Dataset items:
________
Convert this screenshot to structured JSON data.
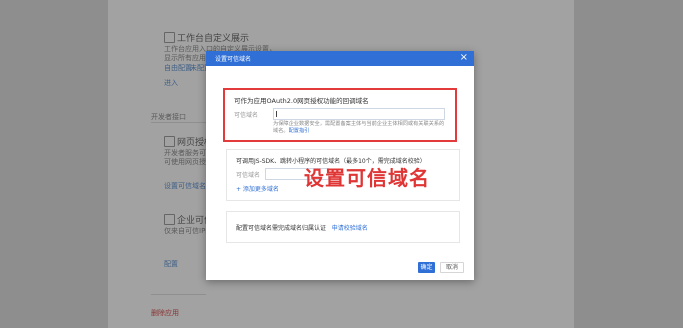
{
  "background": {
    "workbench_title": "工作台自定义展示",
    "workbench_desc_line1": "工作台应用入口的自定义展示设置，",
    "workbench_desc_line2": "显示所有应用的设置选项，",
    "workbench_link_a": "自由配置",
    "workbench_link_b": "未配置",
    "enter_link": "进入",
    "dev_info_label": "开发者接口",
    "oauth_title": "网页授权及",
    "oauth_desc_line1": "开发者服务可使用网页授权",
    "oauth_desc_line2": "可使用网页授权获取身份",
    "set_domain_link": "设置可信域名",
    "enterprise_title": "企业可信IP",
    "enterprise_desc": "仅来自可信IP的请求",
    "config_link": "配置",
    "delete_link": "删除应用"
  },
  "modal": {
    "title": "设置可信域名",
    "close_glyph": "×",
    "oauth_section_title": "可作为应用OAuth2.0网页授权功能的回调域名",
    "oauth_field_label": "可信域名",
    "oauth_field_value": "",
    "oauth_hint_text": "为保障企业数据安全，需配置备案主体与当前企业主体相同或有关联关系的域名。",
    "oauth_hint_link": "配置指引",
    "jssdk_section_title": "可调用JS-SDK、跳转小程序的可信域名（最多10个，需完成域名校验）",
    "jssdk_field_label": "可信域名",
    "add_more_link": "+ 添加更多域名",
    "verify_text": "配置可信域名需完成域名归属认证",
    "verify_link": "申请校验域名",
    "ok_button": "确定",
    "cancel_button": "取消"
  },
  "annotation": {
    "text": "设置可信域名"
  },
  "colors": {
    "primary": "#2f6fd6",
    "highlight_red": "#e33b3b"
  }
}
________
• Job
Go through the listing above and quote it exactly, apart from its images.

• Task result
Convert this screenshot to structured JSON data.
{
  "background": {
    "workbench_title": "工作台自定义展示",
    "workbench_desc_line1": "工作台应用入口的自定义展示设置，",
    "workbench_desc_line2": "显示所有应用的设置选项，",
    "workbench_link_a": "自由配置",
    "workbench_link_b": "未配置",
    "enter_link": "进入",
    "dev_info_label": "开发者接口",
    "oauth_title": "网页授权及",
    "oauth_desc_line1": "开发者服务可使用网页授权",
    "oauth_desc_line2": "可使用网页授权获取身份",
    "set_domain_link": "设置可信域名",
    "enterprise_title": "企业可信IP",
    "enterprise_desc": "仅来自可信IP的请求",
    "config_link": "配置",
    "delete_link": "删除应用"
  },
  "modal": {
    "title": "设置可信域名",
    "close_glyph": "×",
    "oauth_section_title": "可作为应用OAuth2.0网页授权功能的回调域名",
    "oauth_field_label": "可信域名",
    "oauth_field_value": "",
    "oauth_hint_text": "为保障企业数据安全，需配置备案主体与当前企业主体相同或有关联关系的域名。",
    "oauth_hint_link": "配置指引",
    "jssdk_section_title": "可调用JS-SDK、跳转小程序的可信域名（最多10个，需完成域名校验）",
    "jssdk_field_label": "可信域名",
    "add_more_link": "+ 添加更多域名",
    "verify_text": "配置可信域名需完成域名归属认证",
    "verify_link": "申请校验域名",
    "ok_button": "确定",
    "cancel_button": "取消"
  },
  "annotation": {
    "text": "设置可信域名"
  },
  "colors": {
    "primary": "#2f6fd6",
    "highlight_red": "#e33b3b"
  }
}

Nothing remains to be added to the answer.